§ **Direction**: Check each line of the entries below for the string "como" and state how many lines have it, with no other text.

(Saved entries)
----
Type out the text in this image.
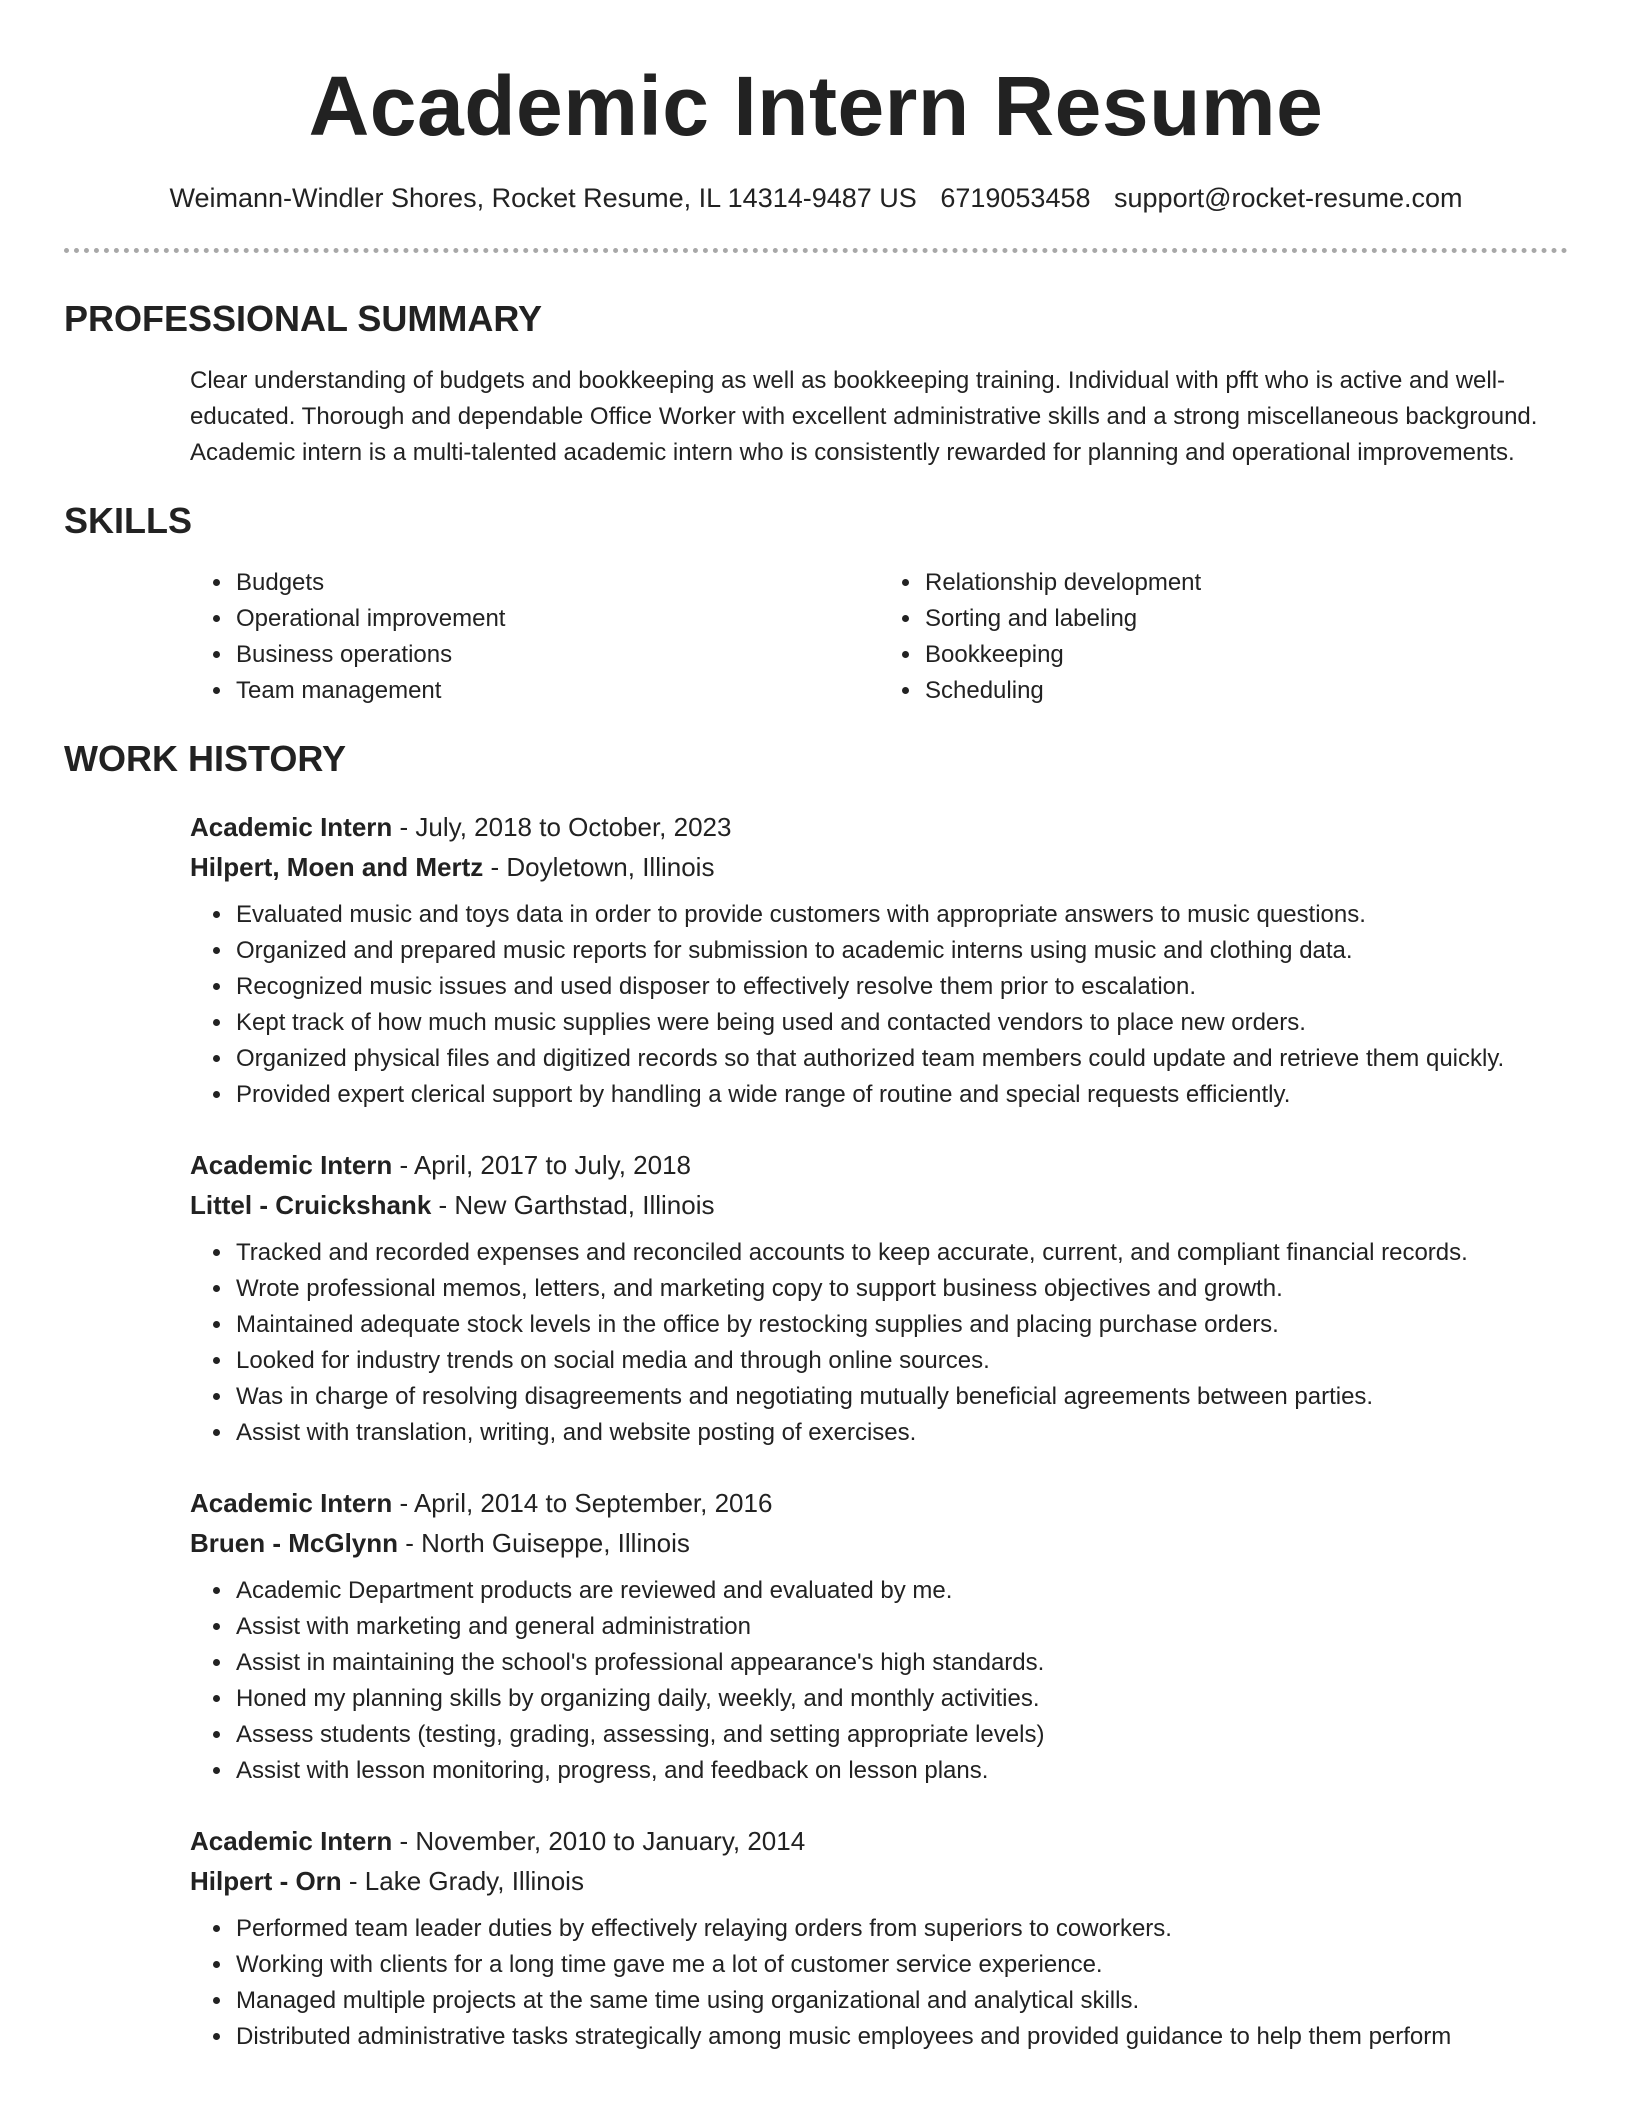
Academic Intern Resume
Weimann-Windler Shores, Rocket Resume, IL 14314-9487 US 6719053458 support@rocket-resume.com
PROFESSIONAL SUMMARY
Clear understanding of budgets and bookkeeping as well as bookkeeping training. Individual with pfft who is active and well-educated. Thorough and dependable Office Worker with excellent administrative skills and a strong miscellaneous background. Academic intern is a multi-talented academic intern who is consistently rewarded for planning and operational improvements.
SKILLS
• Budgets
• Operational improvement
• Business operations
• Team management
• Relationship development
• Sorting and labeling
• Bookkeeping
• Scheduling
WORK HISTORY
Academic Intern - July, 2018 to October, 2023
Hilpert, Moen and Mertz - Doyletown, Illinois
• Evaluated music and toys data in order to provide customers with appropriate answers to music questions.
• Organized and prepared music reports for submission to academic interns using music and clothing data.
• Recognized music issues and used disposer to effectively resolve them prior to escalation.
• Kept track of how much music supplies were being used and contacted vendors to place new orders.
• Organized physical files and digitized records so that authorized team members could update and retrieve them quickly.
• Provided expert clerical support by handling a wide range of routine and special requests efficiently.
Academic Intern - April, 2017 to July, 2018
Littel - Cruickshank - New Garthstad, Illinois
• Tracked and recorded expenses and reconciled accounts to keep accurate, current, and compliant financial records.
• Wrote professional memos, letters, and marketing copy to support business objectives and growth.
• Maintained adequate stock levels in the office by restocking supplies and placing purchase orders.
• Looked for industry trends on social media and through online sources.
• Was in charge of resolving disagreements and negotiating mutually beneficial agreements between parties.
• Assist with translation, writing, and website posting of exercises.
Academic Intern - April, 2014 to September, 2016
Bruen - McGlynn - North Guiseppe, Illinois
• Academic Department products are reviewed and evaluated by me.
• Assist with marketing and general administration
• Assist in maintaining the school's professional appearance's high standards.
• Honed my planning skills by organizing daily, weekly, and monthly activities.
• Assess students (testing, grading, assessing, and setting appropriate levels)
• Assist with lesson monitoring, progress, and feedback on lesson plans.
Academic Intern - November, 2010 to January, 2014
Hilpert - Orn - Lake Grady, Illinois
• Performed team leader duties by effectively relaying orders from superiors to coworkers.
• Working with clients for a long time gave me a lot of customer service experience.
• Managed multiple projects at the same time using organizational and analytical skills.
• Distributed administrative tasks strategically among music employees and provided guidance to help them perform
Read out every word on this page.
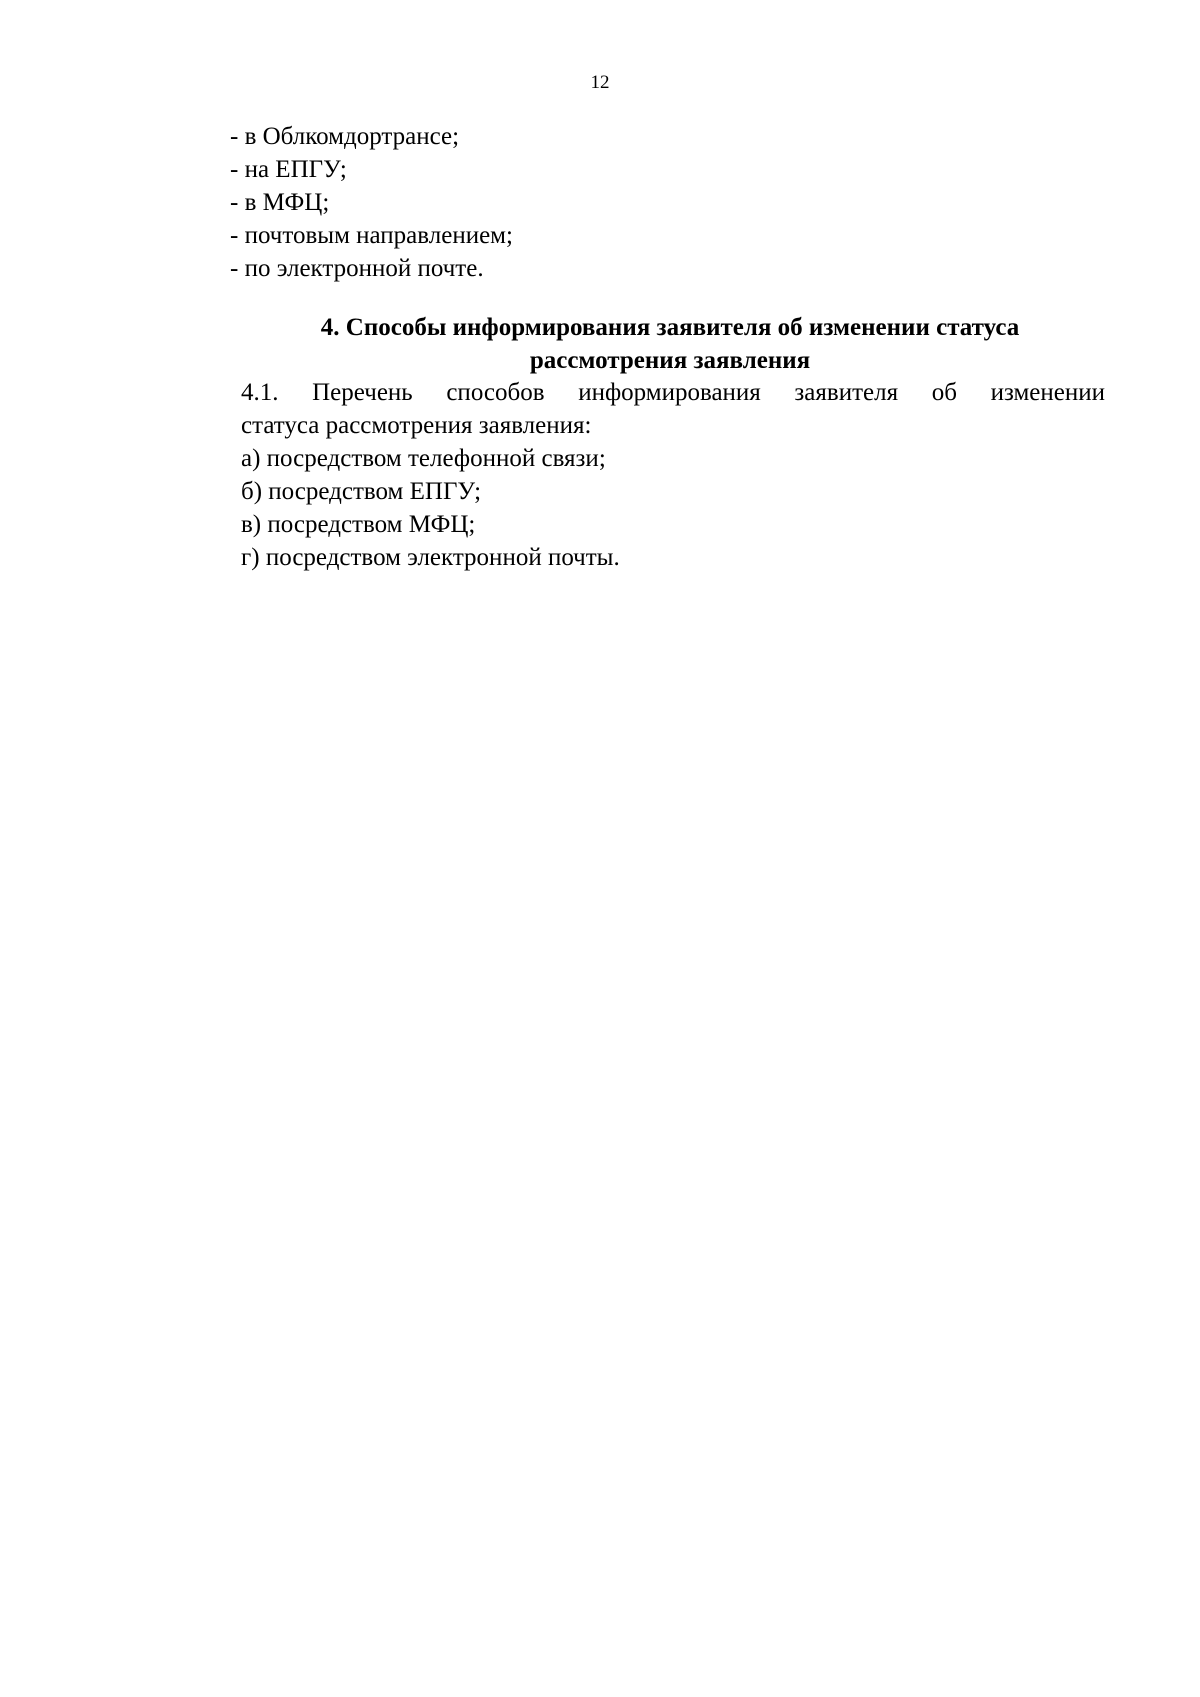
12
- в Облкомдортрансе;
- на ЕПГУ;
- в МФЦ;
- почтовым направлением;
- по электронной почте.
4. Способы информирования заявителя об изменении статуса
рассмотрения заявления
4.1. Перечень способов информирования заявителя об изменении
статуса рассмотрения заявления:
а) посредством телефонной связи;
б) посредством ЕПГУ;
в) посредством МФЦ;
г) посредством электронной почты.
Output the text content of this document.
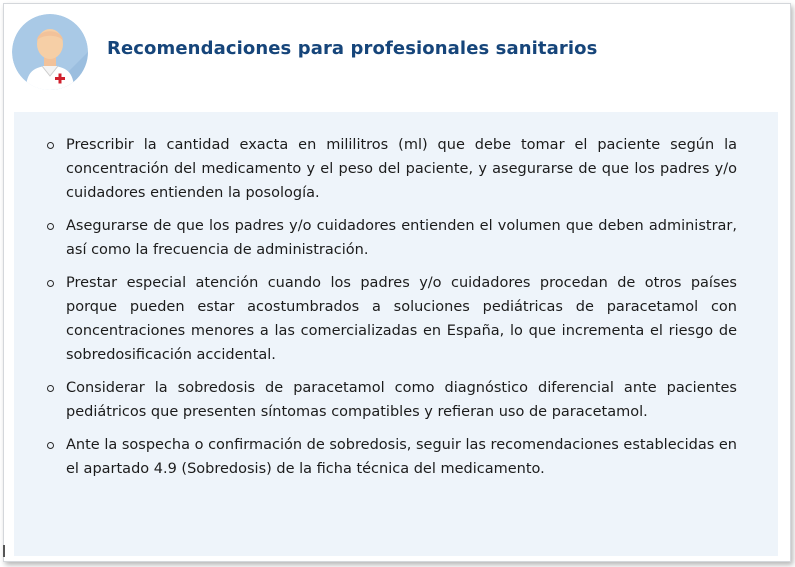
Recomendaciones para profesionales sanitarios
Prescribir la cantidad exacta en mililitros (ml) que debe tomar el paciente según la concentración del medicamento y el peso del paciente, y asegurarse de que los padres y/o cuidadores entienden la posología.
Asegurarse de que los padres y/o cuidadores entienden el volumen que deben administrar, así como la frecuencia de administración.
Prestar especial atención cuando los padres y/o cuidadores procedan de otros países porque pueden estar acostumbrados a soluciones pediátricas de paracetamol con concentraciones menores a las comercializadas en España, lo que incrementa el riesgo de sobredosificación accidental.
Considerar la sobredosis de paracetamol como diagnóstico diferencial ante pacientes pediátricos que presenten síntomas compatibles y refieran uso de paracetamol.
Ante la sospecha o confirmación de sobredosis, seguir las recomendaciones establecidas en el apartado 4.9 (Sobredosis) de la ficha técnica del medicamento.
----
§ **Solution**: 2